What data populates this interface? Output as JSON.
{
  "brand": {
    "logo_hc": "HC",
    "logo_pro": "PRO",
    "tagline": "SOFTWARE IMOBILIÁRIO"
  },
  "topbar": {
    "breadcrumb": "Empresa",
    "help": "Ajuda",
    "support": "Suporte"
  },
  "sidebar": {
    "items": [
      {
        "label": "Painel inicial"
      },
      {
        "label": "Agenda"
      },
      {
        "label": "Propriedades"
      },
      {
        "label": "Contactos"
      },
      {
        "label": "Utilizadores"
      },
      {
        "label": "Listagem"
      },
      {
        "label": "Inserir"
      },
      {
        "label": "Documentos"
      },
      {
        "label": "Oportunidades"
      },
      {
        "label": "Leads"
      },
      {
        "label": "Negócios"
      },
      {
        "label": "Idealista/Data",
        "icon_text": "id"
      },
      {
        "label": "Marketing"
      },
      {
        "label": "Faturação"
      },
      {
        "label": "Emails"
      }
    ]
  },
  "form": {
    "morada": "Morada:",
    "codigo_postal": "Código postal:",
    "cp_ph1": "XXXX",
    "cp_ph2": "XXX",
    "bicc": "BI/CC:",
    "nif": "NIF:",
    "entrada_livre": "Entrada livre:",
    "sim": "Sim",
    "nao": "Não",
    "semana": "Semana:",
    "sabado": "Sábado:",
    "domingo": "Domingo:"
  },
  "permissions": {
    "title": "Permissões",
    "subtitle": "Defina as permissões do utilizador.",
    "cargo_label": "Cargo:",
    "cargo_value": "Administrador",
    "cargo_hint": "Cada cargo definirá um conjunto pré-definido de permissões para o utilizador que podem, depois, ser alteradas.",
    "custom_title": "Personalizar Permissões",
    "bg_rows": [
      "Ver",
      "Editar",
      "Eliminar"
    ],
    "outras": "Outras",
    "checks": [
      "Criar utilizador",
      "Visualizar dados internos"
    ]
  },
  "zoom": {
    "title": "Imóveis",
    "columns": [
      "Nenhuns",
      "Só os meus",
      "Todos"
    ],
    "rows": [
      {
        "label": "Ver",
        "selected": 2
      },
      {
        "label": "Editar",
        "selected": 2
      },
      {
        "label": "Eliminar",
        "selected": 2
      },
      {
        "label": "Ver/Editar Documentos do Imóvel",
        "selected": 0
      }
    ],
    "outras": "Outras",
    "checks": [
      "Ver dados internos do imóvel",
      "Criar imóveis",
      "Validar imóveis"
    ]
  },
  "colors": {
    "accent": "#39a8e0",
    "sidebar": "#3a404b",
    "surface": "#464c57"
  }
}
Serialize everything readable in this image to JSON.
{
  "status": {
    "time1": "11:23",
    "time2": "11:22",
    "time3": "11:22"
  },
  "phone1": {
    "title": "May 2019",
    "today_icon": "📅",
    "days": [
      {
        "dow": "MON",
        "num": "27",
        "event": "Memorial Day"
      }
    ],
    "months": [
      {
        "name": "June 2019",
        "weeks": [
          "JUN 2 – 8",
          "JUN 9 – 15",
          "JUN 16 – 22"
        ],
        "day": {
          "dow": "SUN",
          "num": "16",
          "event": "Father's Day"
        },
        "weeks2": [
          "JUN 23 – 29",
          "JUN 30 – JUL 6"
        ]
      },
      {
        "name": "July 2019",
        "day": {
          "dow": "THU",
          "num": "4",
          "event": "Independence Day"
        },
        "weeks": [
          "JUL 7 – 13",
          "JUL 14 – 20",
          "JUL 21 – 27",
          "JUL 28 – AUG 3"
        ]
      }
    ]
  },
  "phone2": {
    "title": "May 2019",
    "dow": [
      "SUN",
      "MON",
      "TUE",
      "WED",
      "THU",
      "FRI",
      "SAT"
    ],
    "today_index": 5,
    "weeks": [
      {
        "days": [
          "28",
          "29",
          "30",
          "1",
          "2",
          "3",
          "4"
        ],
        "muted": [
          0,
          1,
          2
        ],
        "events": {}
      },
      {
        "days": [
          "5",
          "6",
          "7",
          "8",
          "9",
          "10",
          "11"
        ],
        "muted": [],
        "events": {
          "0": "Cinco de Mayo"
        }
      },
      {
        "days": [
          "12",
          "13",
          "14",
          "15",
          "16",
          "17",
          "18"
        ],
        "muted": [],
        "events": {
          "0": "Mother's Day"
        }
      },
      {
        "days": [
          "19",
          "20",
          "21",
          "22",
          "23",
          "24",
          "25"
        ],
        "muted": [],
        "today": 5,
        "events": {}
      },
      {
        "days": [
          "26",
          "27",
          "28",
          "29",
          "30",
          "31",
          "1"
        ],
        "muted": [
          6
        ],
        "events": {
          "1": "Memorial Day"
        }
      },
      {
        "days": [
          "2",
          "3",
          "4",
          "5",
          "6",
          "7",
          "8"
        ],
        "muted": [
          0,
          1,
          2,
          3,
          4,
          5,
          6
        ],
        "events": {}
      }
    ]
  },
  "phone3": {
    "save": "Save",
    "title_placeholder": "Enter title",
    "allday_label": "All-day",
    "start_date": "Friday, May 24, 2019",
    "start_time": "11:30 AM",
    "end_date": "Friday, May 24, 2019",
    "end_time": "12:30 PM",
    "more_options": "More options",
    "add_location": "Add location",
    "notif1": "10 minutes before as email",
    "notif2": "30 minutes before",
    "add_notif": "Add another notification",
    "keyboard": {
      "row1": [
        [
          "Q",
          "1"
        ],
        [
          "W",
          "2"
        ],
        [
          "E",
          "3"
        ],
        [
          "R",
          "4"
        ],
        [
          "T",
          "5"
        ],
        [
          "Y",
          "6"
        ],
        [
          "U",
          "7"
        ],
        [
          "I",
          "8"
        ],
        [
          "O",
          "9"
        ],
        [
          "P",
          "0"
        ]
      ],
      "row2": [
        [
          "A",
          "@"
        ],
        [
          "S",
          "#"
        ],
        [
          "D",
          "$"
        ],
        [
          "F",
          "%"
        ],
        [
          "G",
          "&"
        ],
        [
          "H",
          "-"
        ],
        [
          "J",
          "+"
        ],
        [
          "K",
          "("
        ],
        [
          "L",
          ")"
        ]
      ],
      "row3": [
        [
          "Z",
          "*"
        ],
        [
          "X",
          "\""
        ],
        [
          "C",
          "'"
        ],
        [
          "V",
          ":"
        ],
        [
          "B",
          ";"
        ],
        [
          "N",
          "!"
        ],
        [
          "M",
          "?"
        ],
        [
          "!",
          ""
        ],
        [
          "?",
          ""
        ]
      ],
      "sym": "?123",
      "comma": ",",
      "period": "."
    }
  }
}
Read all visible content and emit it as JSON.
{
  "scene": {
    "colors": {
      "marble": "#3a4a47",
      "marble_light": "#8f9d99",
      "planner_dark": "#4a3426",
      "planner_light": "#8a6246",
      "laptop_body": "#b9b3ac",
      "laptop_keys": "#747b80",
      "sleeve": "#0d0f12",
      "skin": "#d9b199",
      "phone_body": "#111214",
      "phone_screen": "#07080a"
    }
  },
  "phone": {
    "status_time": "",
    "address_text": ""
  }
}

▶ [Direction]: Make an exact copy of all the data.

▶ [Response to this task]:
What data populates this interface? Output as JSON.
{
  "brand": {
    "logo_hc": "HC",
    "logo_pro": "PRO",
    "tagline": "SOFTWARE IMOBILIÁRIO"
  },
  "topbar": {
    "breadcrumb": "Empresa",
    "help": "Ajuda",
    "support": "Suporte"
  },
  "sidebar": {
    "items": [
      {
        "label": "Painel inicial"
      },
      {
        "label": "Agenda"
      },
      {
        "label": "Propriedades"
      },
      {
        "label": "Contactos"
      },
      {
        "label": "Utilizadores"
      },
      {
        "label": "Listagem"
      },
      {
        "label": "Inserir"
      },
      {
        "label": "Documentos"
      },
      {
        "label": "Oportunidades"
      },
      {
        "label": "Leads"
      },
      {
        "label": "Negócios"
      },
      {
        "label": "Idealista/Data",
        "icon_text": "id"
      },
      {
        "label": "Marketing"
      },
      {
        "label": "Faturação"
      },
      {
        "label": "Emails"
      }
    ]
  },
  "form": {
    "morada": "Morada:",
    "codigo_postal": "Código postal:",
    "cp_ph1": "XXXX",
    "cp_ph2": "XXX",
    "bicc": "BI/CC:",
    "nif": "NIF:",
    "entrada_livre": "Entrada livre:",
    "sim": "Sim",
    "nao": "Não",
    "semana": "Semana:",
    "sabado": "Sábado:",
    "domingo": "Domingo:"
  },
  "permissions": {
    "title": "Permissões",
    "subtitle": "Defina as permissões do utilizador.",
    "cargo_label": "Cargo:",
    "cargo_value": "Administrador",
    "cargo_hint": "Cada cargo definirá um conjunto pré-definido de permissões para o utilizador que podem, depois, ser alteradas.",
    "custom_title": "Personalizar Permissões",
    "bg_rows": [
      "Ver",
      "Editar",
      "Eliminar"
    ],
    "outras": "Outras",
    "checks": [
      "Criar utilizador",
      "Visualizar dados internos"
    ]
  },
  "zoom": {
    "title": "Imóveis",
    "columns": [
      "Nenhuns",
      "Só os meus",
      "Todos"
    ],
    "rows": [
      {
        "label": "Ver",
        "selected": 2
      },
      {
        "label": "Editar",
        "selected": 2
      },
      {
        "label": "Eliminar",
        "selected": 2
      },
      {
        "label": "Ver/Editar Documentos do Imóvel",
        "selected": 0
      }
    ],
    "outras": "Outras",
    "checks": [
      "Ver dados internos do imóvel",
      "Criar imóveis",
      "Validar imóveis"
    ]
  },
  "colors": {
    "accent": "#39a8e0",
    "sidebar": "#3a404b",
    "surface": "#464c57"
  }
}
Serialize everything readable in this image to JSON.
{
  "status": {
    "time1": "11:23",
    "time2": "11:22",
    "time3": "11:22"
  },
  "phone1": {
    "title": "May 2019",
    "today_icon": "📅",
    "days": [
      {
        "dow": "MON",
        "num": "27",
        "event": "Memorial Day"
      }
    ],
    "months": [
      {
        "name": "June 2019",
        "weeks": [
          "JUN 2 – 8",
          "JUN 9 – 15",
          "JUN 16 – 22"
        ],
        "day": {
          "dow": "SUN",
          "num": "16",
          "event": "Father's Day"
        },
        "weeks2": [
          "JUN 23 – 29",
          "JUN 30 – JUL 6"
        ]
      },
      {
        "name": "July 2019",
        "day": {
          "dow": "THU",
          "num": "4",
          "event": "Independence Day"
        },
        "weeks": [
          "JUL 7 – 13",
          "JUL 14 – 20",
          "JUL 21 – 27",
          "JUL 28 – AUG 3"
        ]
      }
    ]
  },
  "phone2": {
    "title": "May 2019",
    "dow": [
      "SUN",
      "MON",
      "TUE",
      "WED",
      "THU",
      "FRI",
      "SAT"
    ],
    "today_index": 5,
    "weeks": [
      {
        "days": [
          "28",
          "29",
          "30",
          "1",
          "2",
          "3",
          "4"
        ],
        "muted": [
          0,
          1,
          2
        ],
        "events": {}
      },
      {
        "days": [
          "5",
          "6",
          "7",
          "8",
          "9",
          "10",
          "11"
        ],
        "muted": [],
        "events": {
          "0": "Cinco de Mayo"
        }
      },
      {
        "days": [
          "12",
          "13",
          "14",
          "15",
          "16",
          "17",
          "18"
        ],
        "muted": [],
        "events": {
          "0": "Mother's Day"
        }
      },
      {
        "days": [
          "19",
          "20",
          "21",
          "22",
          "23",
          "24",
          "25"
        ],
        "muted": [],
        "today": 5,
        "events": {}
      },
      {
        "days": [
          "26",
          "27",
          "28",
          "29",
          "30",
          "31",
          "1"
        ],
        "muted": [
          6
        ],
        "events": {
          "1": "Memorial Day"
        }
      },
      {
        "days": [
          "2",
          "3",
          "4",
          "5",
          "6",
          "7",
          "8"
        ],
        "muted": [
          0,
          1,
          2,
          3,
          4,
          5,
          6
        ],
        "events": {}
      }
    ]
  },
  "phone3": {
    "save": "Save",
    "title_placeholder": "Enter title",
    "allday_label": "All-day",
    "start_date": "Friday, May 24, 2019",
    "start_time": "11:30 AM",
    "end_date": "Friday, May 24, 2019",
    "end_time": "12:30 PM",
    "more_options": "More options",
    "add_location": "Add location",
    "notif1": "10 minutes before as email",
    "notif2": "30 minutes before",
    "add_notif": "Add another notification",
    "keyboard": {
      "row1": [
        [
          "Q",
          "1"
        ],
        [
          "W",
          "2"
        ],
        [
          "E",
          "3"
        ],
        [
          "R",
          "4"
        ],
        [
          "T",
          "5"
        ],
        [
          "Y",
          "6"
        ],
        [
          "U",
          "7"
        ],
        [
          "I",
          "8"
        ],
        [
          "O",
          "9"
        ],
        [
          "P",
          "0"
        ]
      ],
      "row2": [
        [
          "A",
          "@"
        ],
        [
          "S",
          "#"
        ],
        [
          "D",
          "$"
        ],
        [
          "F",
          "%"
        ],
        [
          "G",
          "&"
        ],
        [
          "H",
          "-"
        ],
        [
          "J",
          "+"
        ],
        [
          "K",
          "("
        ],
        [
          "L",
          ")"
        ]
      ],
      "row3": [
        [
          "Z",
          "*"
        ],
        [
          "X",
          "\""
        ],
        [
          "C",
          "'"
        ],
        [
          "V",
          ":"
        ],
        [
          "B",
          ";"
        ],
        [
          "N",
          "!"
        ],
        [
          "M",
          "?"
        ],
        [
          "!",
          ""
        ],
        [
          "?",
          ""
        ]
      ],
      "sym": "?123",
      "comma": ",",
      "period": "."
    }
  }
}
Read all visible content and emit it as JSON.
{
  "scene": {
    "colors": {
      "marble": "#3a4a47",
      "marble_light": "#8f9d99",
      "planner_dark": "#4a3426",
      "planner_light": "#8a6246",
      "laptop_body": "#b9b3ac",
      "laptop_keys": "#747b80",
      "sleeve": "#0d0f12",
      "skin": "#d9b199",
      "phone_body": "#111214",
      "phone_screen": "#07080a"
    }
  },
  "phone": {
    "status_time": "",
    "address_text": ""
  }
}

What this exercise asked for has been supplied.